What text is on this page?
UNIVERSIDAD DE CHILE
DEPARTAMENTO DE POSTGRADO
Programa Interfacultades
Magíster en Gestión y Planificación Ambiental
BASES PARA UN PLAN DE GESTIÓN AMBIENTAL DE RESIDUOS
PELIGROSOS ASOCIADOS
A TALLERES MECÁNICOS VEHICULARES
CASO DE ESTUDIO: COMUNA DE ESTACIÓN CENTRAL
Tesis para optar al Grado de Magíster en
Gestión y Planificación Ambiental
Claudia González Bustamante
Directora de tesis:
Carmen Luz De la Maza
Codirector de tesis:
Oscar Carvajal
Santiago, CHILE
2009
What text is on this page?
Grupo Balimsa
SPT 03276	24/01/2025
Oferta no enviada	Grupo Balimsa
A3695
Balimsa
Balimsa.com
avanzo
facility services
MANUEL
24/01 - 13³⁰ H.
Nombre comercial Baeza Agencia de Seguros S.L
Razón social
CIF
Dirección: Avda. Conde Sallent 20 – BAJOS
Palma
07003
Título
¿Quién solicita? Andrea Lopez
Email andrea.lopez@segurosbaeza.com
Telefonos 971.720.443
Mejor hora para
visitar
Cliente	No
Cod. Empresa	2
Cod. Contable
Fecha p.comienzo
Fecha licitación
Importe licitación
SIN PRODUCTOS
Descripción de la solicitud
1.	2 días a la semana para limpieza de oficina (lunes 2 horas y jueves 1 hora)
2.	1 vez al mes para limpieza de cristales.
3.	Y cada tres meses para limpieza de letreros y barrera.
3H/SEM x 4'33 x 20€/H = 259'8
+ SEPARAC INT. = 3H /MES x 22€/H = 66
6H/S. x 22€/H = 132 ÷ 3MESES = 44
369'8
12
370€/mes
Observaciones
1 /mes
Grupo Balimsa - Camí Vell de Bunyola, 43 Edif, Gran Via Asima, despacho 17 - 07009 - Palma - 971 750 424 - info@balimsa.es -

### Required work
Print the listing above in its entirety, with every line exact.

### Correct output
What text is on this page?
UNIVERSIDAD DE CHILE
DEPARTAMENTO DE POSTGRADO
Programa Interfacultades
Magíster en Gestión y Planificación Ambiental
BASES PARA UN PLAN DE GESTIÓN AMBIENTAL DE RESIDUOS
PELIGROSOS ASOCIADOS
A TALLERES MECÁNICOS VEHICULARES
CASO DE ESTUDIO: COMUNA DE ESTACIÓN CENTRAL
Tesis para optar al Grado de Magíster en
Gestión y Planificación Ambiental
Claudia González Bustamante
Directora de tesis:
Carmen Luz De la Maza
Codirector de tesis:
Oscar Carvajal
Santiago, CHILE
2009
What text is on this page?
Grupo Balimsa
SPT 03276	24/01/2025
Oferta no enviada	Grupo Balimsa
A3695
Balimsa
Balimsa.com
avanzo
facility services
MANUEL
24/01 - 13³⁰ H.
Nombre comercial Baeza Agencia de Seguros S.L
Razón social
CIF
Dirección: Avda. Conde Sallent 20 – BAJOS
Palma
07003
Título
¿Quién solicita? Andrea Lopez
Email andrea.lopez@segurosbaeza.com
Telefonos 971.720.443
Mejor hora para
visitar
Cliente	No
Cod. Empresa	2
Cod. Contable
Fecha p.comienzo
Fecha licitación
Importe licitación
SIN PRODUCTOS
Descripción de la solicitud
1.	2 días a la semana para limpieza de oficina (lunes 2 horas y jueves 1 hora)
2.	1 vez al mes para limpieza de cristales.
3.	Y cada tres meses para limpieza de letreros y barrera.
3H/SEM x 4'33 x 20€/H = 259'8
+ SEPARAC INT. = 3H /MES x 22€/H = 66
6H/S. x 22€/H = 132 ÷ 3MESES = 44
369'8
12
370€/mes
Observaciones
1 /mes
Grupo Balimsa - Camí Vell de Bunyola, 43 Edif, Gran Via Asima, despacho 17 - 07009 - Palma - 971 750 424 - info@balimsa.es -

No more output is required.